BEGIN Data provided
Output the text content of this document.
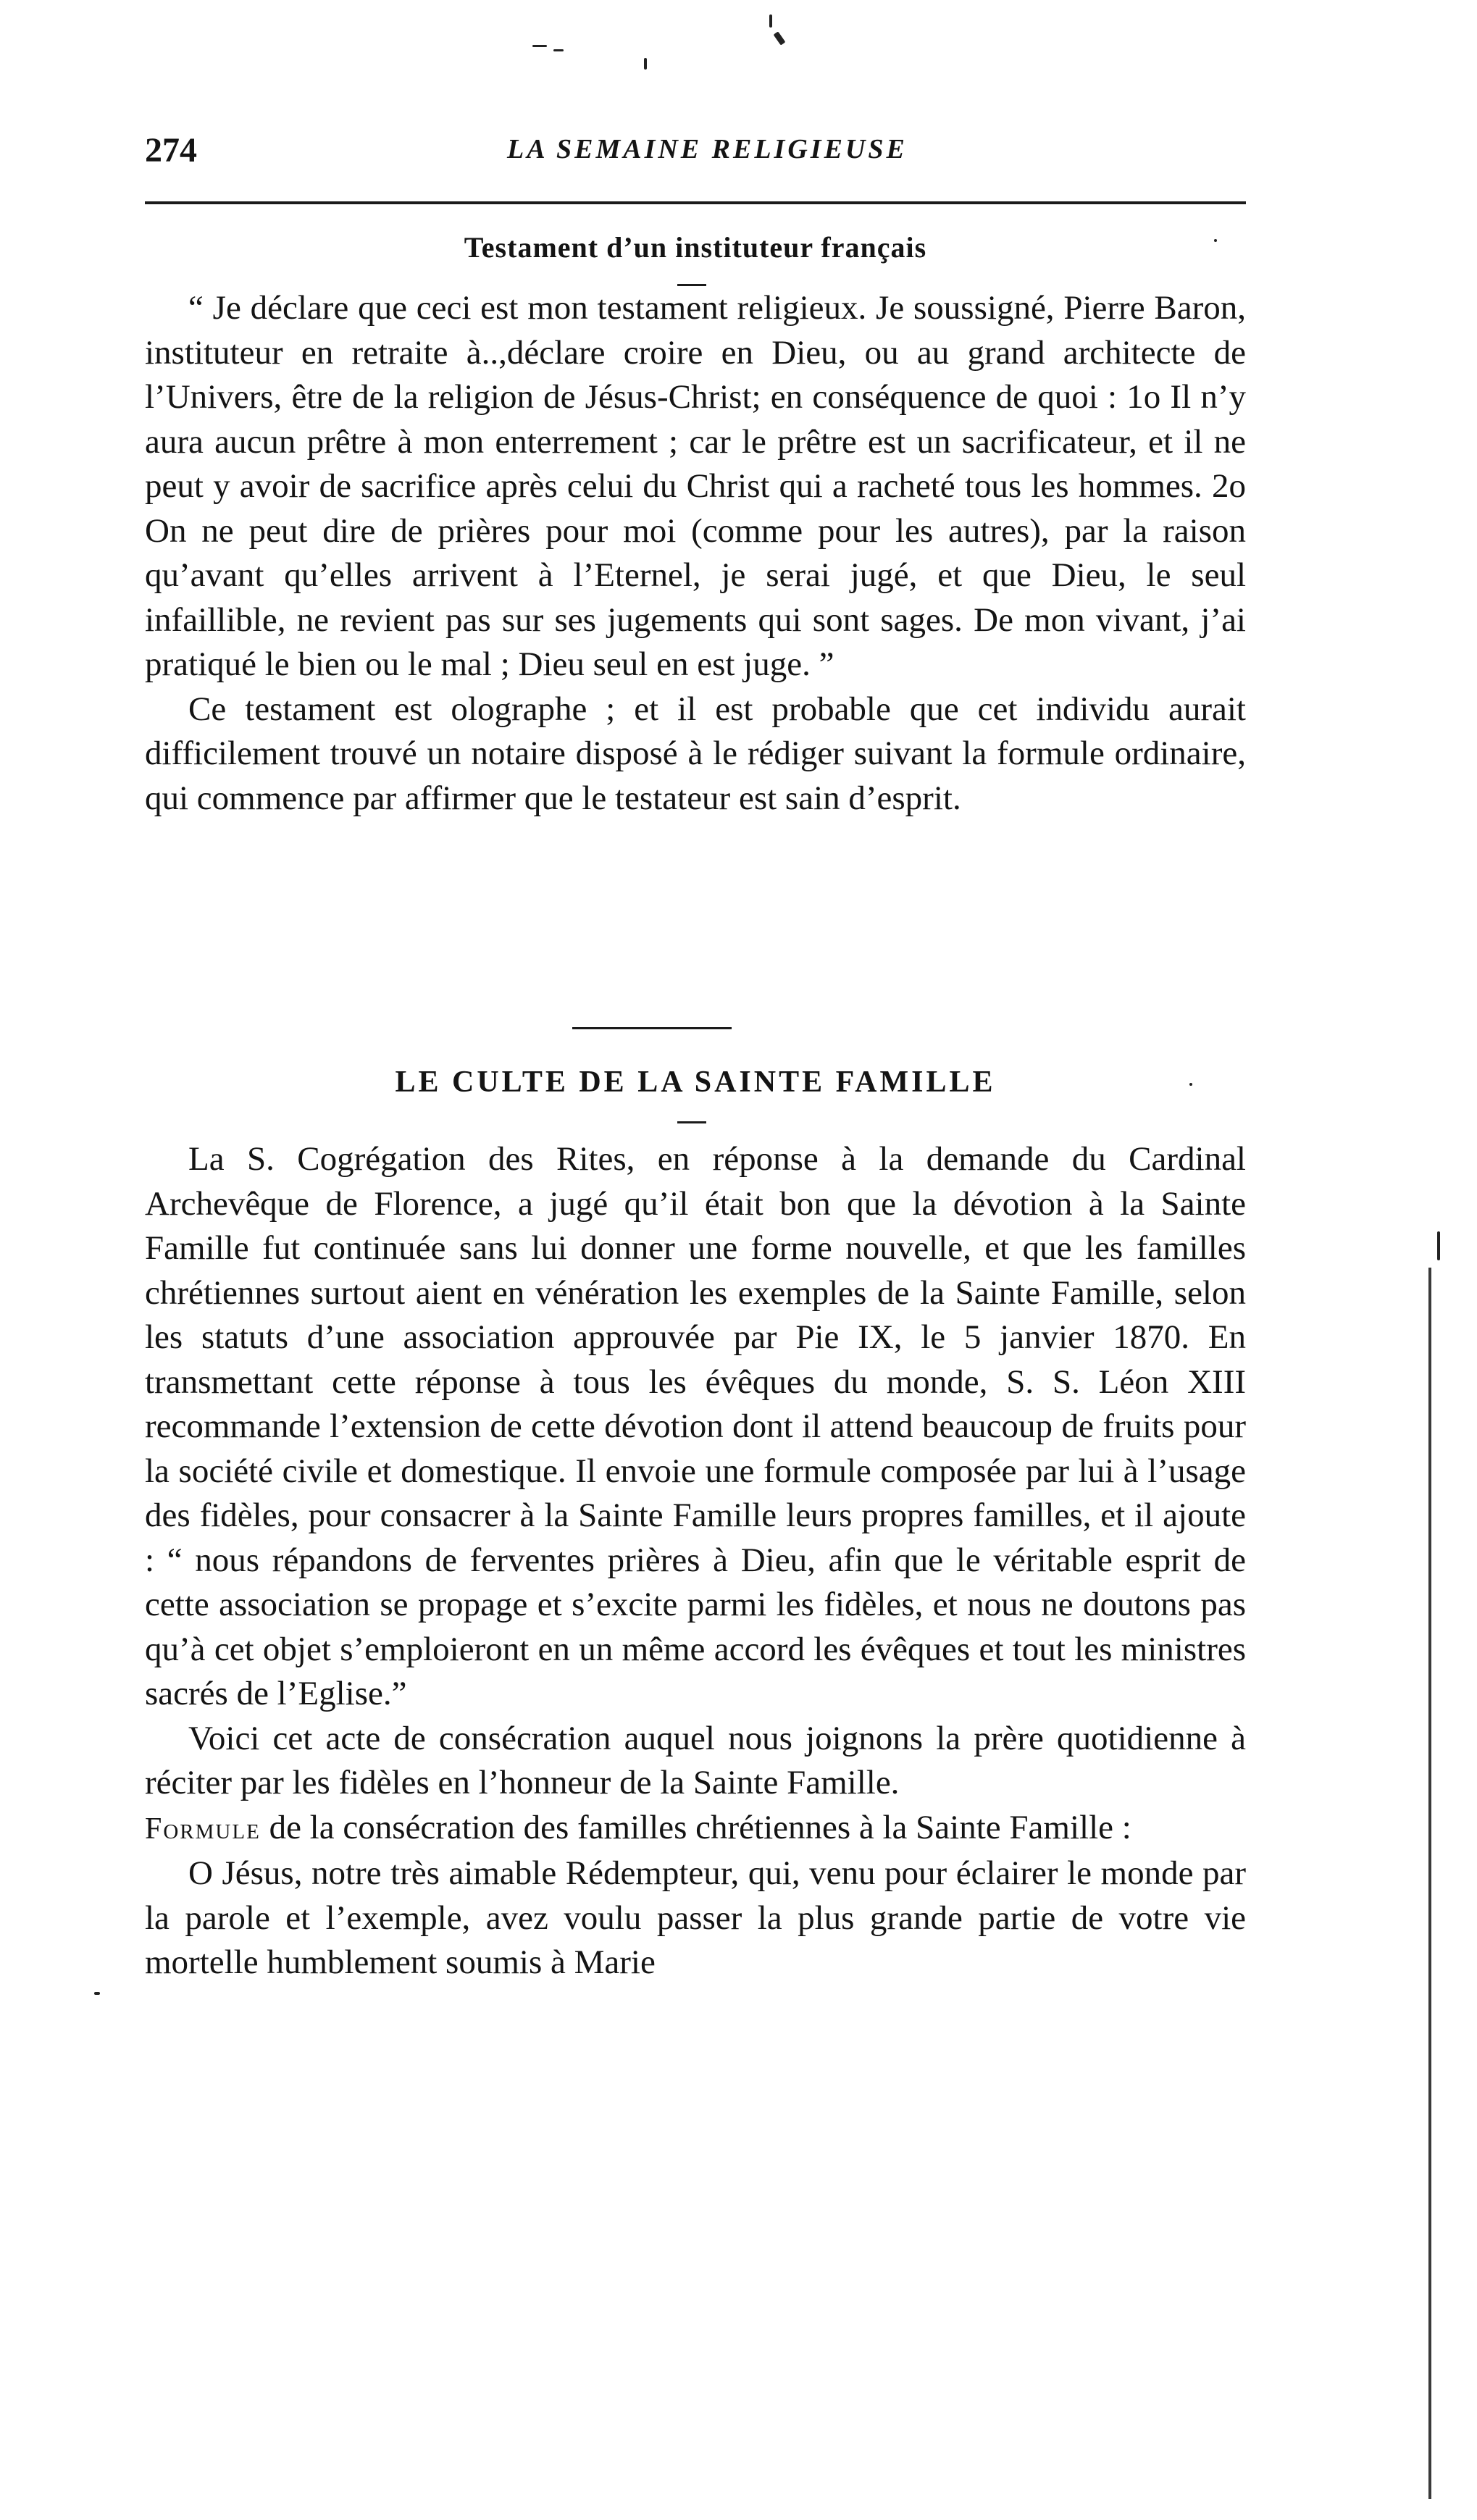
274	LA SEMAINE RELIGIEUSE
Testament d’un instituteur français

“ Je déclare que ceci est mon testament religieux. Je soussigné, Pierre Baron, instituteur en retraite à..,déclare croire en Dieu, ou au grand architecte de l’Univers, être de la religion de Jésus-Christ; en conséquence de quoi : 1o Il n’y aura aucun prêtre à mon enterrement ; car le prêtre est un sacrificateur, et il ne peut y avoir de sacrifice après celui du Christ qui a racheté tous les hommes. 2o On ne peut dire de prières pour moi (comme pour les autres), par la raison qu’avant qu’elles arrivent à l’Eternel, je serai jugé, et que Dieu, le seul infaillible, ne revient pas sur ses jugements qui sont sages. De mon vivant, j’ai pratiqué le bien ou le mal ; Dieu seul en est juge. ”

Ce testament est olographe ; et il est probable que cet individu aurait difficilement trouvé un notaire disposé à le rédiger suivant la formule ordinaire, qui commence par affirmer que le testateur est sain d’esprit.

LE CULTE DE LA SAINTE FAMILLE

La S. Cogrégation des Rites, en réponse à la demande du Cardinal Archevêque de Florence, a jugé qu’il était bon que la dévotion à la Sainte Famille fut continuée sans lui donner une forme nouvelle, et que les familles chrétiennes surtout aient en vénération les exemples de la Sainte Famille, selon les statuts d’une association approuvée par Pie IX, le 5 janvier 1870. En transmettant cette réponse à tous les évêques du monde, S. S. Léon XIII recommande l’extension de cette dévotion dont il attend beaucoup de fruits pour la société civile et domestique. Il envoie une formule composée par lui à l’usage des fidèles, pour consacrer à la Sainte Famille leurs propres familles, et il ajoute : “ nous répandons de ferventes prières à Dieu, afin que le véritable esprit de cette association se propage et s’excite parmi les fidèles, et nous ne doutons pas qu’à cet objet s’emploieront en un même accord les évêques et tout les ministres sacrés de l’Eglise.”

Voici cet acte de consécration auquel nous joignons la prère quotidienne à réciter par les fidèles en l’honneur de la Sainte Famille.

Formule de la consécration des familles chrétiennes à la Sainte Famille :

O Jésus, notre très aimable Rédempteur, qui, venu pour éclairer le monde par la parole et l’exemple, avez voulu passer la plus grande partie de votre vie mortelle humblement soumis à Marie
END Data provided
**Task objective**
Say the number of lines in the listing that hold "Jésus", with no added words.

**The output**
2